> [Exercise objective]:
Wherever the string "icon" shows up in a line, count that line. Give the total alone.

> [Data lines]:
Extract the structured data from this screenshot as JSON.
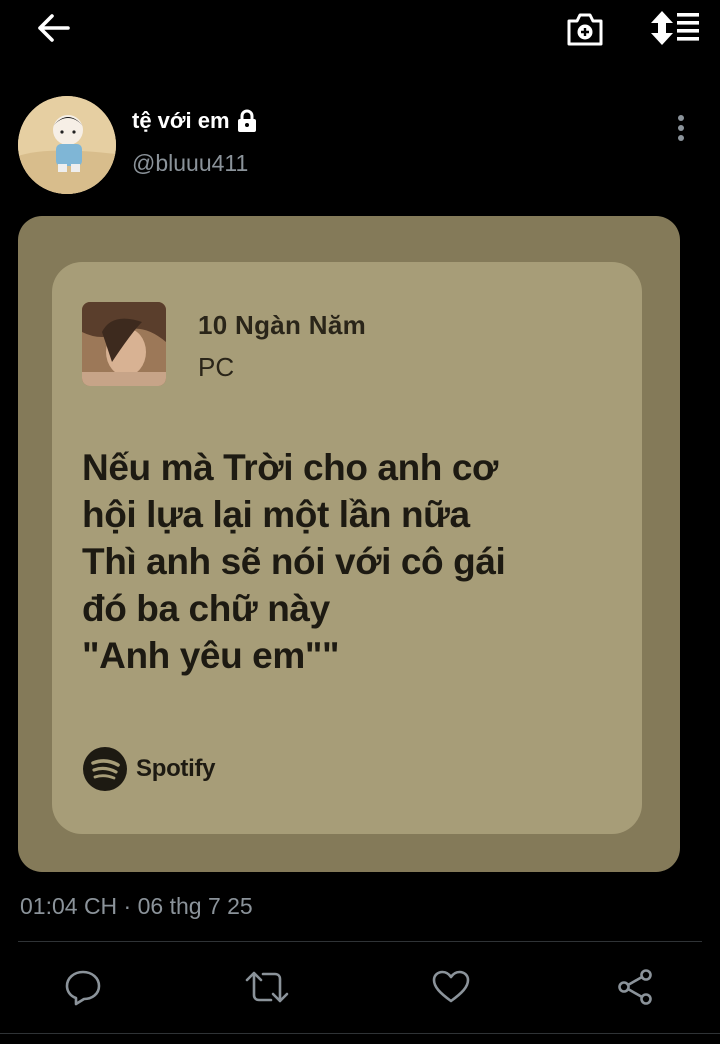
{
  "header": {
    "back_icon": "arrow-left-icon",
    "camera_icon": "camera-add-icon",
    "sort_icon": "sort-list-icon"
  },
  "tweet": {
    "display_name": "tệ với em",
    "locked_icon": "lock-icon",
    "handle": "@bluuu411",
    "more_icon": "more-vertical-icon",
    "timestamp": "01:04 CH · 06 thg 7 25"
  },
  "lyric_card": {
    "song_title": "10 Ngàn Năm",
    "artist": "PC",
    "lyrics": "Nếu mà Trời cho anh cơ\nhội lựa lại một lần nữa\nThì anh sẽ nói với cô gái\nđó ba chữ này\n\"Anh yêu em\"\"",
    "brand": "Spotify",
    "brand_icon": "spotify-logo-icon"
  },
  "actions": {
    "reply_icon": "reply-icon",
    "retweet_icon": "retweet-icon",
    "like_icon": "heart-icon",
    "share_icon": "share-icon"
  },
  "colors": {
    "background": "#000000",
    "media_frame": "#847a59",
    "card": "#a79d78",
    "secondary_text": "#8b939a"
  }
}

> [Answer to this problem]:
10